* Document excerpt *
⁂

Just one warning, never try anything which will cause him to fall over with you on his back - you’ll lose the game. Falling off a horse can dent your ego, falling under a horse can seriously hurt more than your pride. Maybe now you can understand why most riding centres won’t take the chance of encouraging their horses to gallop with novices on their back, especially in a confined environment, Galloping is rarely taught, the rider tends to learn how to manage the pace and the horse by experience. But it can be a lot of fun.
Remember:
It is rare to fall off a horse galloping unimpeded in a straight line.
Don’t lose a stirrup iron at the start - you’ll have to go most of the way with only one iron - terrifying!
Don’t follow too close behind the horse in front - it may stumble, it may fall and bring you down and you’ll get covered in dirt, mud, sand or worse - stones.

⁂

* Exercise instructions *
**1.** Reproduce the galloping passage word for word, between "Don’t lose a" and "worse - stones.", inclusive.
**2.** Extend the passage on galloping a horse, picking up after its final sentence.
The material after this point comes from a separate source and is unrelated to the passage on galloping.

* Material supplied *
⁂

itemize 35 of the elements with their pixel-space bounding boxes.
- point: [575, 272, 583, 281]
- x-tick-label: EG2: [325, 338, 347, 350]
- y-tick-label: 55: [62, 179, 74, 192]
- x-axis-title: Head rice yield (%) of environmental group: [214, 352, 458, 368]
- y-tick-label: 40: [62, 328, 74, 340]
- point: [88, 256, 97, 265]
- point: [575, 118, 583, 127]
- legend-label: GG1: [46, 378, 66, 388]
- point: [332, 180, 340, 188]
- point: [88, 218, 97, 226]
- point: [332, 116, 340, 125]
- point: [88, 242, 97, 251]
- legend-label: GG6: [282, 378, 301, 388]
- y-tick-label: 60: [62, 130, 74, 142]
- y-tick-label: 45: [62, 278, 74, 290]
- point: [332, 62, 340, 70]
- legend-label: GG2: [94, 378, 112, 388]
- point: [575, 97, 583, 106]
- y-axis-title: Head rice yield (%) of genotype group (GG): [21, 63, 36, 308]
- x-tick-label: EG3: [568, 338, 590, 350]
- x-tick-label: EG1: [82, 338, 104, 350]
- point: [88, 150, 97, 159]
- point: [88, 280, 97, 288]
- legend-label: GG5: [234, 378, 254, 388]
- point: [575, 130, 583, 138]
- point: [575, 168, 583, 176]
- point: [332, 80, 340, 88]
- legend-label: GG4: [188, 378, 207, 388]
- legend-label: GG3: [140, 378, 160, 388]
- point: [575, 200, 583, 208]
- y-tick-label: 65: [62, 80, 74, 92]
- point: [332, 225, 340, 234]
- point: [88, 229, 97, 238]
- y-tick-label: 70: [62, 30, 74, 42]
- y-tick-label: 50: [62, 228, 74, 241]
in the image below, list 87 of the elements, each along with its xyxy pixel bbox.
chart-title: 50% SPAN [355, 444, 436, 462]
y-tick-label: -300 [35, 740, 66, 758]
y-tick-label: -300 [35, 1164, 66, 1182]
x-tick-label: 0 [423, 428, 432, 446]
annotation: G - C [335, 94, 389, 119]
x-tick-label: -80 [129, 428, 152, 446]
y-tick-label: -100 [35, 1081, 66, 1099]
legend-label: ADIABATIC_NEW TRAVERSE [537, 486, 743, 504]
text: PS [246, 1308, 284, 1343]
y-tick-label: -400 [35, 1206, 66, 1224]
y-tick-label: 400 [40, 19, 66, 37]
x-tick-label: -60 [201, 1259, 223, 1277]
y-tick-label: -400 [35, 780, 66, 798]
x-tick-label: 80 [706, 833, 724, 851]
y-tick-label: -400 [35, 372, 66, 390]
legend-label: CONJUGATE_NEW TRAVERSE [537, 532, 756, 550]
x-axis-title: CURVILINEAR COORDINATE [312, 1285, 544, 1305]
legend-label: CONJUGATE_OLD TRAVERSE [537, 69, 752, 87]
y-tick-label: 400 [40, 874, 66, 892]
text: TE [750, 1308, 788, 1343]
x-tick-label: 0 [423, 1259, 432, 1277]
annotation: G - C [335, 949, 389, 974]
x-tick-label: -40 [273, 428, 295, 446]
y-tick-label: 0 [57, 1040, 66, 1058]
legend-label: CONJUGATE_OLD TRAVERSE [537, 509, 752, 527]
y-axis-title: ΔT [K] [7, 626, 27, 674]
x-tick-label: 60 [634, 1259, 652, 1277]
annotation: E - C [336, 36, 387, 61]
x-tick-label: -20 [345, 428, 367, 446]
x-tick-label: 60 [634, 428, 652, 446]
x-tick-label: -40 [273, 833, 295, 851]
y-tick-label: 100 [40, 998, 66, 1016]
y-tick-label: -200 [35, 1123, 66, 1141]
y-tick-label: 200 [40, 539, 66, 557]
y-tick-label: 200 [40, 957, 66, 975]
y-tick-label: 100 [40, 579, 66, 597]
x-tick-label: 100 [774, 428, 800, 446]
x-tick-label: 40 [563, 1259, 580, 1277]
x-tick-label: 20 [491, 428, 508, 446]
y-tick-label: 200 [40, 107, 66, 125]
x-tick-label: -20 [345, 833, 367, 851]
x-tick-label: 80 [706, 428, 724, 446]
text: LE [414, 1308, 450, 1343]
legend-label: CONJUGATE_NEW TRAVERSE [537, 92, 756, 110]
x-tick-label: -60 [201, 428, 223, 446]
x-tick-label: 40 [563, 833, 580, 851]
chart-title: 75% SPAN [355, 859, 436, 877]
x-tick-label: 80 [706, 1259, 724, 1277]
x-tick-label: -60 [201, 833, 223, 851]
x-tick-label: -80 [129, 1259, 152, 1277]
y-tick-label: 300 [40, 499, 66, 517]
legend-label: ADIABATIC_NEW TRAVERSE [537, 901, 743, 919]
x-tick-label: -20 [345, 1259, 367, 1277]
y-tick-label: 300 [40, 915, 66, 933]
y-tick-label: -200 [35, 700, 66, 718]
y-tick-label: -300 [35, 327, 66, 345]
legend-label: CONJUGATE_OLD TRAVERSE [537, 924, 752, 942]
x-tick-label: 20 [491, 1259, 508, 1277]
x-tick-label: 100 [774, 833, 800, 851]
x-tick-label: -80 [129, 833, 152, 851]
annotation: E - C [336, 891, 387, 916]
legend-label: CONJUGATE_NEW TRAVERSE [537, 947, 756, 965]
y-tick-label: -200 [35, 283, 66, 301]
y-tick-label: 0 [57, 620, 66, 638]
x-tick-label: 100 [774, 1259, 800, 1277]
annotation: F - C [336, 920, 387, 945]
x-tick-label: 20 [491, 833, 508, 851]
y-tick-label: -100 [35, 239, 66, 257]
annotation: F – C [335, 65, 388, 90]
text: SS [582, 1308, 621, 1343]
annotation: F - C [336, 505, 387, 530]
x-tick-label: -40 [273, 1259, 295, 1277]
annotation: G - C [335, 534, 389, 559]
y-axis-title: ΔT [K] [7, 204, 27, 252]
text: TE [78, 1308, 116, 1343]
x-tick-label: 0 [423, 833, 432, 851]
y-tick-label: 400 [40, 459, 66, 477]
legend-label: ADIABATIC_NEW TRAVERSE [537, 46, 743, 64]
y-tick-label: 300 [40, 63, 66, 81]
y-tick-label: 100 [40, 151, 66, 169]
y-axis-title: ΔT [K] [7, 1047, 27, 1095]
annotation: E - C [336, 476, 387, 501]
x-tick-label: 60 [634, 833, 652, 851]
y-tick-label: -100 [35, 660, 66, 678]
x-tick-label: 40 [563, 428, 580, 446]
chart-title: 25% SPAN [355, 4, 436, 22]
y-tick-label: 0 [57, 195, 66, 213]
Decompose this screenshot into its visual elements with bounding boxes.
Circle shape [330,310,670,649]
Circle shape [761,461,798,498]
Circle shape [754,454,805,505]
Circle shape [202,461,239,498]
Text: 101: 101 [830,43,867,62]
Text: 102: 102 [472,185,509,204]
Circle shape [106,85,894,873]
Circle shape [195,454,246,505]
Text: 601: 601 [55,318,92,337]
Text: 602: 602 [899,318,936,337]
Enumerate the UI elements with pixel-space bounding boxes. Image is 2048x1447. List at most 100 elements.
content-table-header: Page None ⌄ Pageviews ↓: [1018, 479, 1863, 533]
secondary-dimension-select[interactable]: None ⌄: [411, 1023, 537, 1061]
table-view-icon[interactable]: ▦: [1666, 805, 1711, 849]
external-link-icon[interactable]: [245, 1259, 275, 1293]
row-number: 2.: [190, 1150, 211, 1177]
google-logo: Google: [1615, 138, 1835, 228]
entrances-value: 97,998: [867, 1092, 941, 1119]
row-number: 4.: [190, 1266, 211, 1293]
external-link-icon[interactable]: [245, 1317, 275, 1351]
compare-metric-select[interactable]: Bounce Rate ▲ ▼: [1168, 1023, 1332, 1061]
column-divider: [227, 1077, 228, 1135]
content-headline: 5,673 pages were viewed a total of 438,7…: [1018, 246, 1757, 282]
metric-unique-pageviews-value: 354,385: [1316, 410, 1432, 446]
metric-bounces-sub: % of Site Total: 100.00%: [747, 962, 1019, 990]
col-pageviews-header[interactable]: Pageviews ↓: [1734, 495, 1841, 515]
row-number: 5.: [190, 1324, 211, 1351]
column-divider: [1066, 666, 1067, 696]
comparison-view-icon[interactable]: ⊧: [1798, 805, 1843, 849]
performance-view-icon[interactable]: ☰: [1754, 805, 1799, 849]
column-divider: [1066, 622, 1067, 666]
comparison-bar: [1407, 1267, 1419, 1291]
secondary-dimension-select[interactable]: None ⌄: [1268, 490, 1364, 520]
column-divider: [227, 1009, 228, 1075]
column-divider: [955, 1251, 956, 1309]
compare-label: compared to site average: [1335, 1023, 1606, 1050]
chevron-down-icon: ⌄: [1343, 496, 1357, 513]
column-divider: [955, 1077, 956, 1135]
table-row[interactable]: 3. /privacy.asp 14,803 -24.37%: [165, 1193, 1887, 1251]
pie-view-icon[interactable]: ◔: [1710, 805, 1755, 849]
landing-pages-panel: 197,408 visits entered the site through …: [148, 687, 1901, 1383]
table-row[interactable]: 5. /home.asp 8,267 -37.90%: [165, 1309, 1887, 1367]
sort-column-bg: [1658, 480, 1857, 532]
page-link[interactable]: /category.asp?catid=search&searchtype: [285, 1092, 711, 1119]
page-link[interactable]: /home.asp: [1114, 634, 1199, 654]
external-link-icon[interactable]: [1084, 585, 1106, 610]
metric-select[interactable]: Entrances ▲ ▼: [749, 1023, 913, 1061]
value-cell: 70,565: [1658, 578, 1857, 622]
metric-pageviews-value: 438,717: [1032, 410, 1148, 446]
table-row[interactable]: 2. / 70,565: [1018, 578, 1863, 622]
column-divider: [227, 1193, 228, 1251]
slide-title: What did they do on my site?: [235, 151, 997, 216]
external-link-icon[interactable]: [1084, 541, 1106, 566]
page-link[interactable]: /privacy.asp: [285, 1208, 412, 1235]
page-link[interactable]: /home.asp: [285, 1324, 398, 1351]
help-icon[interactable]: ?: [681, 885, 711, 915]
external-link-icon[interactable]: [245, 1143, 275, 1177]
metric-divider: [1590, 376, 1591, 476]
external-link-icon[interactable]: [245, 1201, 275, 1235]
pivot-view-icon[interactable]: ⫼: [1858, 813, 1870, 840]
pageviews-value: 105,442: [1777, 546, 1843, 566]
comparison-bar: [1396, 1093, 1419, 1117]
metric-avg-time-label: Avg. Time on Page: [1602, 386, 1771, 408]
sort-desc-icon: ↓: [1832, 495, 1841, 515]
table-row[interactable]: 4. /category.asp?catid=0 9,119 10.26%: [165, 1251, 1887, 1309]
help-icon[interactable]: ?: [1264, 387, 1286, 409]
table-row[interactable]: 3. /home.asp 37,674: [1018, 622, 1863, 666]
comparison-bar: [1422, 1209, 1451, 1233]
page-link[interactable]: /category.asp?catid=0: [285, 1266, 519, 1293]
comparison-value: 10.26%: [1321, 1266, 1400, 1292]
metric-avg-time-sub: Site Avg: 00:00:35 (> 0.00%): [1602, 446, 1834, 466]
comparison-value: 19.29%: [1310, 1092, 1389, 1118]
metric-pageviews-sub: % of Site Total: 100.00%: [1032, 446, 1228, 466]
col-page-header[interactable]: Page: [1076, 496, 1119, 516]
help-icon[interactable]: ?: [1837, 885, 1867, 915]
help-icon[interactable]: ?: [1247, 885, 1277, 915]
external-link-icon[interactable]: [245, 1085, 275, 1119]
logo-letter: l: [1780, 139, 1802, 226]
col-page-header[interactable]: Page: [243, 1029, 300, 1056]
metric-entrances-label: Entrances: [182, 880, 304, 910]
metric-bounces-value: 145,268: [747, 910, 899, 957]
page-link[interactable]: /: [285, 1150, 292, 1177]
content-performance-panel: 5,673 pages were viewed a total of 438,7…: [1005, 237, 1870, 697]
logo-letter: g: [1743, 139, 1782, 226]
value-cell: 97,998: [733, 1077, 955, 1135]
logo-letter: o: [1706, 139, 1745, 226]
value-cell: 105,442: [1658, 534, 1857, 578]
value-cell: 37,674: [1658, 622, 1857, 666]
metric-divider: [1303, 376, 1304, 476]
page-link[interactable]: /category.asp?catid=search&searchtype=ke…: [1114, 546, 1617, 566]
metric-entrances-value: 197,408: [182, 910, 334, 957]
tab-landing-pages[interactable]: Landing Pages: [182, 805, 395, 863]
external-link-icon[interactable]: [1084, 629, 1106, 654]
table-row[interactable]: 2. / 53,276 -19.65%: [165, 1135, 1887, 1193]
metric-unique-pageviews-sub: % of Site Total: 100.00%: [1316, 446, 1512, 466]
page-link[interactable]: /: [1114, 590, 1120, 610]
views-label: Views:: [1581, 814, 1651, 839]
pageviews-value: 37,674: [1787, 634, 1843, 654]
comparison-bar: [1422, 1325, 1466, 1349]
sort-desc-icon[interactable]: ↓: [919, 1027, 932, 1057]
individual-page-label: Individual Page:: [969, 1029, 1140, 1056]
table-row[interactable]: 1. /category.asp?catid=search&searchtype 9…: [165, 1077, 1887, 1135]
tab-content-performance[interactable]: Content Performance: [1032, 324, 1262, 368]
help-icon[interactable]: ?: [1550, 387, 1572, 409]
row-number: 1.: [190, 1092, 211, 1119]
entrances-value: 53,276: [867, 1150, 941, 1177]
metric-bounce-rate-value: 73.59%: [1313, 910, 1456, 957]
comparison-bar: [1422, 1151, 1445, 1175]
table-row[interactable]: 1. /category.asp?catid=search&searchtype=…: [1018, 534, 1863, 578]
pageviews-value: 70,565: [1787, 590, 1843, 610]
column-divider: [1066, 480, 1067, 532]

⁂

* Expected results *
**1.**
Don’t lose a stirrup iron at the start - you’ll have to go most of the way with only one iron - terrifying!
Don’t follow too close behind the horse in front - it may stumble, it may fall and bring you down and you’ll get covered in dirt, mud, sand or worse - stones.

**2.**
Look out for static rocks, soft sand, tree-roots & low branches. Steer away from them.
Watch out for pedestrians, dogs, balls, kites and above all, children.
Never, ever, gallop into the unknown unless you have a death wish.
It is appropriate in some circumstances to call out at the gallop.
“_Charge_” is inappropriate and coarse.
Any combinations of expletives is rude and uncalled for - except perhaps for an initial: “_oh s**t!”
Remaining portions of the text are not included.